▸ **Task instructions**
Locate the word "layout" in the entries below, then gather every line that holds it.
==============================
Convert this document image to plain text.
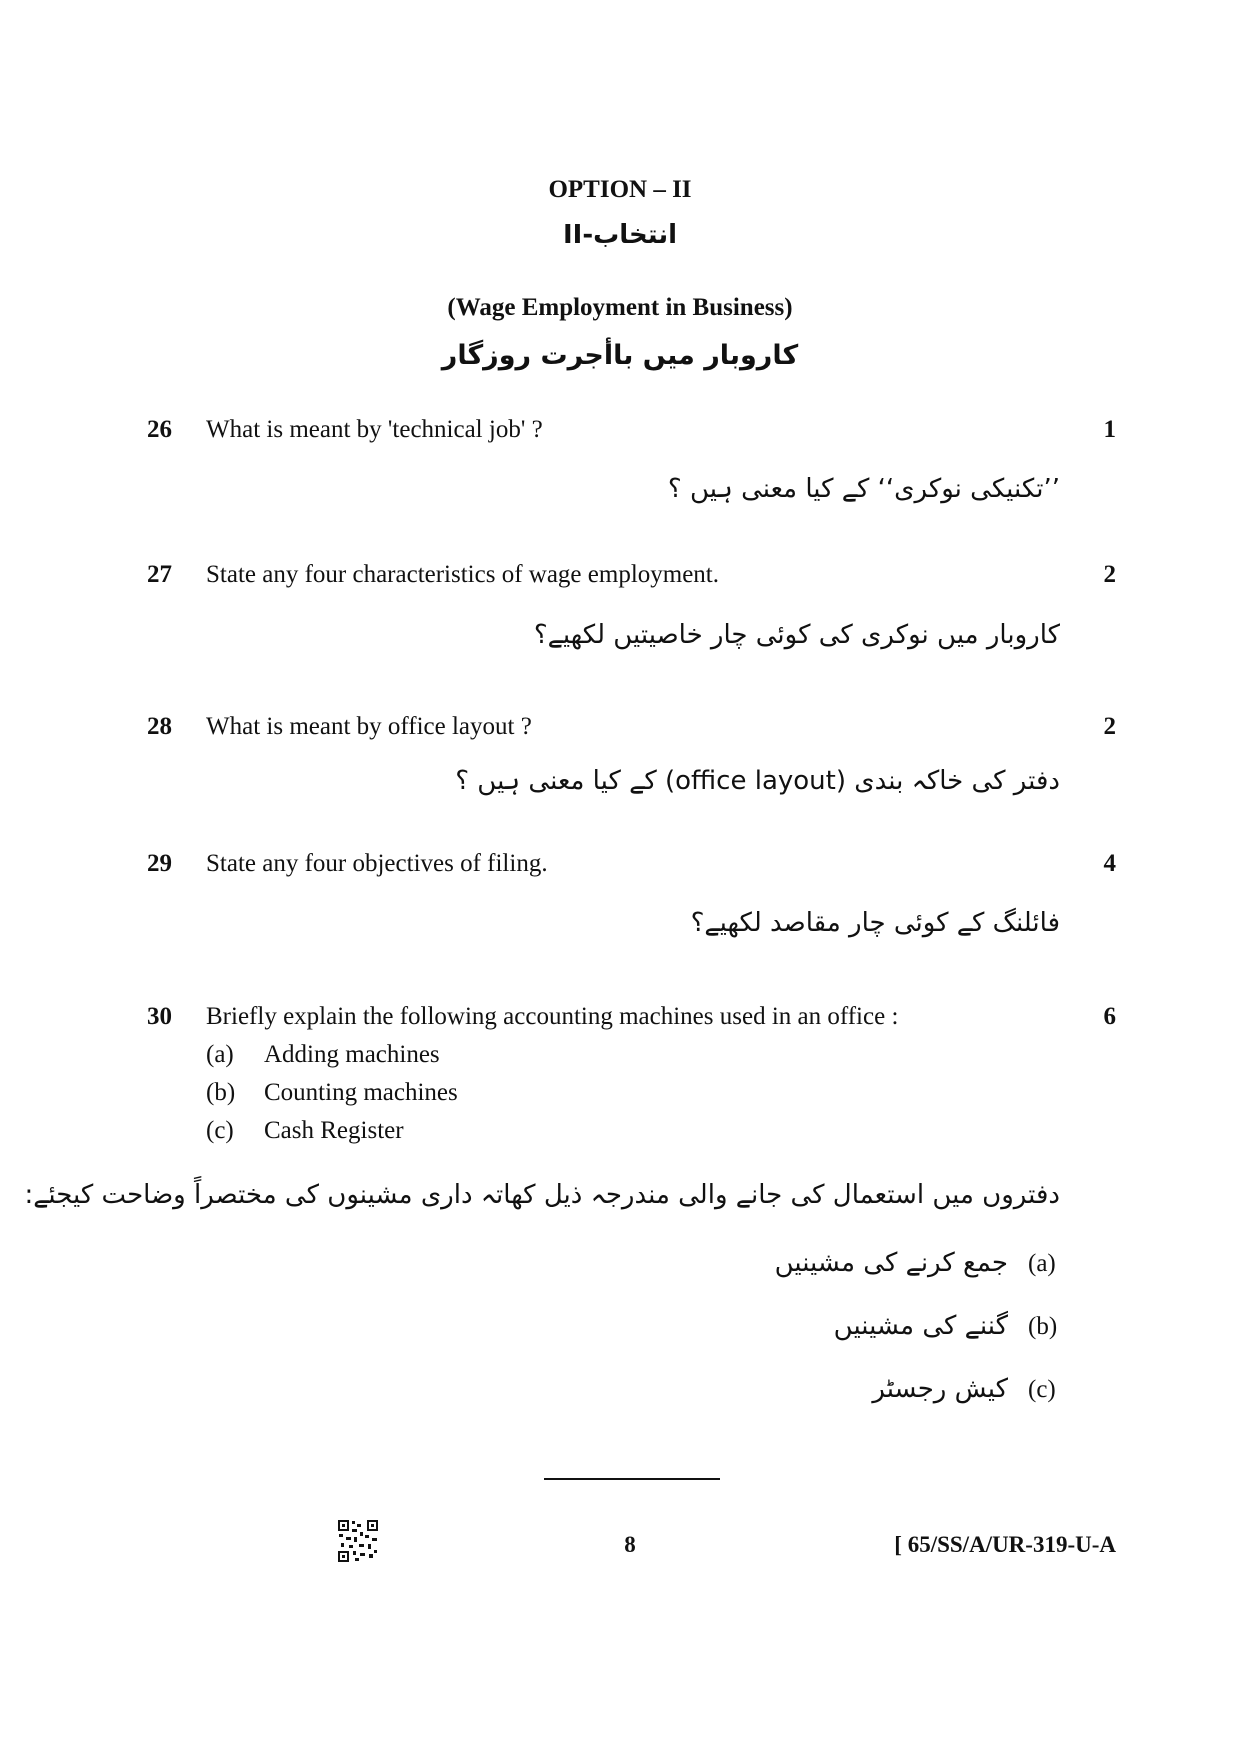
OPTION – II
II-انتخاب
(Wage Employment in Business)
کاروبار میں باأجرت روزگار
26 What is meant by 'technical job' ?	1
’’تکنیکی نوکری‘‘ کے کیا معنی ہیں ؟
27 State any four characteristics of wage employment.	2
کاروبار میں نوکری کی کوئی چار خاصیتیں لکھیے؟
28 What is meant by office layout ?	2
دفتر کی خاکہ بندی (office layout) کے کیا معنی ہیں ؟
29 State any four objectives of filing.	4
فائلنگ کے کوئی چار مقاصد لکھیے؟
30 Briefly explain the following accounting machines used in an office :	6
(a) Adding machines
(b) Counting machines
(c) Cash Register
دفتروں میں استعمال کی جانے والی مندرجہ ذیل کھاتہ داری مشینوں کی مختصراً وضاحت کیجئے:
(a)
جمع کرنے کی مشینیں
(b)
گننے کی مشینیں
(c)
کیش رجسٹر
8	[ 65/SS/A/UR-319-U-A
==============================
▸ **Task response**
28 What is meant by office layout ?	2
دفتر کی خاکہ بندی (office layout) کے کیا معنی ہیں ؟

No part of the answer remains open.